Your task is to print all of the material verbatim.

--- Start of Data shown ---

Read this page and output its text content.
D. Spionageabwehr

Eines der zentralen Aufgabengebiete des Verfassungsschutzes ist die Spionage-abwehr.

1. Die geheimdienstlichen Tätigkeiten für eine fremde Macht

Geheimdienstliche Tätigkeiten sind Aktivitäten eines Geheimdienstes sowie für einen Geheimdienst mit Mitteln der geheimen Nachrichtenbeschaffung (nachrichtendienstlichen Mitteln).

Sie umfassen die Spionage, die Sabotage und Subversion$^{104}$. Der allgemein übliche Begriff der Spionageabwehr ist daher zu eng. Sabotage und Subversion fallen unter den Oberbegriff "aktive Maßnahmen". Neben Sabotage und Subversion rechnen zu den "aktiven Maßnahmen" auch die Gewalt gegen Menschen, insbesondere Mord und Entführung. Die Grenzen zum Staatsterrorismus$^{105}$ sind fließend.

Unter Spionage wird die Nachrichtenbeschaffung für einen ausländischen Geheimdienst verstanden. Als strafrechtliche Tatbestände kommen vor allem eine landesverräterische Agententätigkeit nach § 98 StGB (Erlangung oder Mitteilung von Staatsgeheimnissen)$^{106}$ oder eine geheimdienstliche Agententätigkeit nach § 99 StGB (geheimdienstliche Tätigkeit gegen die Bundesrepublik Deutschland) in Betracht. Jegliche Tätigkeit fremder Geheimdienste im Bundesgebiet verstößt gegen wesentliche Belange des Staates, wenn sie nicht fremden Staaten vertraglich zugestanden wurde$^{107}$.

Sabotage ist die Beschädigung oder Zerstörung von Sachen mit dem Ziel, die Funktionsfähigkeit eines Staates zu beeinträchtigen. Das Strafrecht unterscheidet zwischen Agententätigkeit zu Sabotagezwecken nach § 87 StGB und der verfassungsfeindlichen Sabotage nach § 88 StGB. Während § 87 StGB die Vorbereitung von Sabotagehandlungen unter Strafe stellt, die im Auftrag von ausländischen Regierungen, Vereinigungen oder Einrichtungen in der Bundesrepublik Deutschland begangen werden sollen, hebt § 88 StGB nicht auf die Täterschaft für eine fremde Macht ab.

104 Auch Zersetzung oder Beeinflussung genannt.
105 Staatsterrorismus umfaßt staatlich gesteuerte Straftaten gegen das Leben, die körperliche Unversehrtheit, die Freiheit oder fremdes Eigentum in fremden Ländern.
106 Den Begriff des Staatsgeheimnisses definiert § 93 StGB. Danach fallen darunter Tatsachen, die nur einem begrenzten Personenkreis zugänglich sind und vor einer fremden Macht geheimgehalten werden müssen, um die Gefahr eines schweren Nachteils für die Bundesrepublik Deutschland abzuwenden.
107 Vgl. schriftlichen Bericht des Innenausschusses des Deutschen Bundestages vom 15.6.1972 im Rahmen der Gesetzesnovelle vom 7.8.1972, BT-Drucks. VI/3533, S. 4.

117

--- End of Data shown ---

Full output
Read this page and output its text content.
D. Spionageabwehr

Eines der zentralen Aufgabengebiete des Verfassungsschutzes ist die Spionage-abwehr.

1. Die geheimdienstlichen Tätigkeiten für eine fremde Macht

Geheimdienstliche Tätigkeiten sind Aktivitäten eines Geheimdienstes sowie für einen Geheimdienst mit Mitteln der geheimen Nachrichtenbeschaffung (nachrichtendienstlichen Mitteln).

Sie umfassen die Spionage, die Sabotage und Subversion$^{104}$. Der allgemein übliche Begriff der Spionageabwehr ist daher zu eng. Sabotage und Subversion fallen unter den Oberbegriff "aktive Maßnahmen". Neben Sabotage und Subversion rechnen zu den "aktiven Maßnahmen" auch die Gewalt gegen Menschen, insbesondere Mord und Entführung. Die Grenzen zum Staatsterrorismus$^{105}$ sind fließend.

Unter Spionage wird die Nachrichtenbeschaffung für einen ausländischen Geheimdienst verstanden. Als strafrechtliche Tatbestände kommen vor allem eine landesverräterische Agententätigkeit nach § 98 StGB (Erlangung oder Mitteilung von Staatsgeheimnissen)$^{106}$ oder eine geheimdienstliche Agententätigkeit nach § 99 StGB (geheimdienstliche Tätigkeit gegen die Bundesrepublik Deutschland) in Betracht. Jegliche Tätigkeit fremder Geheimdienste im Bundesgebiet verstößt gegen wesentliche Belange des Staates, wenn sie nicht fremden Staaten vertraglich zugestanden wurde$^{107}$.

Sabotage ist die Beschädigung oder Zerstörung von Sachen mit dem Ziel, die Funktionsfähigkeit eines Staates zu beeinträchtigen. Das Strafrecht unterscheidet zwischen Agententätigkeit zu Sabotagezwecken nach § 87 StGB und der verfassungsfeindlichen Sabotage nach § 88 StGB. Während § 87 StGB die Vorbereitung von Sabotagehandlungen unter Strafe stellt, die im Auftrag von ausländischen Regierungen, Vereinigungen oder Einrichtungen in der Bundesrepublik Deutschland begangen werden sollen, hebt § 88 StGB nicht auf die Täterschaft für eine fremde Macht ab.

104 Auch Zersetzung oder Beeinflussung genannt.
105 Staatsterrorismus umfaßt staatlich gesteuerte Straftaten gegen das Leben, die körperliche Unversehrtheit, die Freiheit oder fremdes Eigentum in fremden Ländern.
106 Den Begriff des Staatsgeheimnisses definiert § 93 StGB. Danach fallen darunter Tatsachen, die nur einem begrenzten Personenkreis zugänglich sind und vor einer fremden Macht geheimgehalten werden müssen, um die Gefahr eines schweren Nachteils für die Bundesrepublik Deutschland abzuwenden.
107 Vgl. schriftlichen Bericht des Innenausschusses des Deutschen Bundestages vom 15.6.1972 im Rahmen der Gesetzesnovelle vom 7.8.1972, BT-Drucks. VI/3533, S. 4.

117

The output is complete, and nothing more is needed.